-- Begin Source data --

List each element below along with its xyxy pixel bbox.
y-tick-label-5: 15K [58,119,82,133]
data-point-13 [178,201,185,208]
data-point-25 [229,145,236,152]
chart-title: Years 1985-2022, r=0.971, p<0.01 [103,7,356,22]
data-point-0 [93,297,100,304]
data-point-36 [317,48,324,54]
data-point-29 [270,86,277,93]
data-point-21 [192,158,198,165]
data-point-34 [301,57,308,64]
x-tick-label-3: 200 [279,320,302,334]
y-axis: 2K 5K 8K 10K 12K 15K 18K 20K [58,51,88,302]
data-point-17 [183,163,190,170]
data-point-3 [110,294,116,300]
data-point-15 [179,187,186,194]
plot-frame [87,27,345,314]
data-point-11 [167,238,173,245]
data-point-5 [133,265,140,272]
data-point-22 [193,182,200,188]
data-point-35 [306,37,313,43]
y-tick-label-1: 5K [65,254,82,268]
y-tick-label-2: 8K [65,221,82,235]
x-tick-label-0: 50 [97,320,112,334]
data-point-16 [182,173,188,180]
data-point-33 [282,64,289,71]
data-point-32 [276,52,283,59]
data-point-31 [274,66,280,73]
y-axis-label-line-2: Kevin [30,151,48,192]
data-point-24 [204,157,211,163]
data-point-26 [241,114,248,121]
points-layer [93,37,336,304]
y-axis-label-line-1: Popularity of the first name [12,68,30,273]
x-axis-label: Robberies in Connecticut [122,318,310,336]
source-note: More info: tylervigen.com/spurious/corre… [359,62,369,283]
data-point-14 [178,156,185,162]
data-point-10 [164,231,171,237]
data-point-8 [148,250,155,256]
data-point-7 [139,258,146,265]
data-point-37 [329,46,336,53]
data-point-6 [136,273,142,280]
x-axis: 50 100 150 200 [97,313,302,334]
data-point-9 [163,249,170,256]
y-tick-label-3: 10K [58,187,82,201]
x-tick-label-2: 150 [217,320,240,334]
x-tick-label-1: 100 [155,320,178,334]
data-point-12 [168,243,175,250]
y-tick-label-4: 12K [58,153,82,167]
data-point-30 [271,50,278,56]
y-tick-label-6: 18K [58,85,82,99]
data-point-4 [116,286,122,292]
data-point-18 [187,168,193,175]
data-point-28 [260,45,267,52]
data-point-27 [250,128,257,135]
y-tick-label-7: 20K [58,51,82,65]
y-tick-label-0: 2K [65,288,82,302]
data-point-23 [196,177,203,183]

-- End Source data --

What needs to be done
Turn the records from the first line up to and including the line with "data-point-15 [179,187,186,194]" into a Markdown table with the columns Row and Line, numbering each row and omitting any blank lines.

Answer to this exercise
| Row | Line |
|---|---|
| 1 | List each element below along with its xyxy pixel bbox. |
| 2 | y-tick-label-5: 15K [58,119,82,133] |
| 3 | data-point-13 [178,201,185,208] |
| 4 | data-point-25 [229,145,236,152] |
| 5 | chart-title: Years 1985-2022, r=0.971, p<0.01 [103,7,356,22] |
| 6 | data-point-0 [93,297,100,304] |
| 7 | data-point-36 [317,48,324,54] |
| 8 | data-point-29 [270,86,277,93] |
| 9 | data-point-21 [192,158,198,165] |
| 10 | data-point-34 [301,57,308,64] |
| 11 | x-tick-label-3: 200 [279,320,302,334] |
| 12 | y-axis: 2K 5K 8K 10K 12K 15K 18K 20K [58,51,88,302] |
| 13 | data-point-17 [183,163,190,170] |
| 14 | data-point-3 [110,294,116,300] |
| 15 | data-point-15 [179,187,186,194] |